Exercise task:
Write out every entry exactly as it appears.

=== Supplied records ===

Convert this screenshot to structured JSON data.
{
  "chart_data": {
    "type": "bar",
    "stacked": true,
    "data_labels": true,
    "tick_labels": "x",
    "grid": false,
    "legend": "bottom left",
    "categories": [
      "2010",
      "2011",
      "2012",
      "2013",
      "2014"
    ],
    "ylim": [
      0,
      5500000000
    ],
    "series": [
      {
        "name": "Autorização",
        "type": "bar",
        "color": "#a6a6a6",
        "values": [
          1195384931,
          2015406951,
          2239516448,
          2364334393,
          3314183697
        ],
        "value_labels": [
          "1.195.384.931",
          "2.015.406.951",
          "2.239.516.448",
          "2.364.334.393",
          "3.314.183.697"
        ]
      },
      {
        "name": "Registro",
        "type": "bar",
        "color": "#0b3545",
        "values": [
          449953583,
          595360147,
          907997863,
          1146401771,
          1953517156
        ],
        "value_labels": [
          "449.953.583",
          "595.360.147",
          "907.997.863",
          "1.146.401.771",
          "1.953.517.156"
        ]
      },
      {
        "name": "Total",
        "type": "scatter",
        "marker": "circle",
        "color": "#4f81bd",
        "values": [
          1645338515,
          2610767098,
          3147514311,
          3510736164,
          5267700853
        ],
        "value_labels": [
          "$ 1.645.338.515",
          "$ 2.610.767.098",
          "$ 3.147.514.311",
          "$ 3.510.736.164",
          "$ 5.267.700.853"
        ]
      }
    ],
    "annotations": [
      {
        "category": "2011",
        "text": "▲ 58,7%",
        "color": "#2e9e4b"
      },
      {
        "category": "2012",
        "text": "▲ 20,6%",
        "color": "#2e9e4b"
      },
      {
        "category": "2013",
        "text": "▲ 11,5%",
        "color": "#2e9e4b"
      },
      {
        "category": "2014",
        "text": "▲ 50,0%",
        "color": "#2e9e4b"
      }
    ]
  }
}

===

Task solution:
Convert this screenshot to structured JSON data.
{
  "chart_data": {
    "type": "bar",
    "stacked": true,
    "data_labels": true,
    "tick_labels": "x",
    "grid": false,
    "legend": "bottom left",
    "categories": [
      "2010",
      "2011",
      "2012",
      "2013",
      "2014"
    ],
    "ylim": [
      0,
      5500000000
    ],
    "series": [
      {
        "name": "Autorização",
        "type": "bar",
        "color": "#a6a6a6",
        "values": [
          1195384931,
          2015406951,
          2239516448,
          2364334393,
          3314183697
        ],
        "value_labels": [
          "1.195.384.931",
          "2.015.406.951",
          "2.239.516.448",
          "2.364.334.393",
          "3.314.183.697"
        ]
      },
      {
        "name": "Registro",
        "type": "bar",
        "color": "#0b3545",
        "values": [
          449953583,
          595360147,
          907997863,
          1146401771,
          1953517156
        ],
        "value_labels": [
          "449.953.583",
          "595.360.147",
          "907.997.863",
          "1.146.401.771",
          "1.953.517.156"
        ]
      },
      {
        "name": "Total",
        "type": "scatter",
        "marker": "circle",
        "color": "#4f81bd",
        "values": [
          1645338515,
          2610767098,
          3147514311,
          3510736164,
          5267700853
        ],
        "value_labels": [
          "$ 1.645.338.515",
          "$ 2.610.767.098",
          "$ 3.147.514.311",
          "$ 3.510.736.164",
          "$ 5.267.700.853"
        ]
      }
    ],
    "annotations": [
      {
        "category": "2011",
        "text": "▲ 58,7%",
        "color": "#2e9e4b"
      },
      {
        "category": "2012",
        "text": "▲ 20,6%",
        "color": "#2e9e4b"
      },
      {
        "category": "2013",
        "text": "▲ 11,5%",
        "color": "#2e9e4b"
      },
      {
        "category": "2014",
        "text": "▲ 50,0%",
        "color": "#2e9e4b"
      }
    ]
  }
}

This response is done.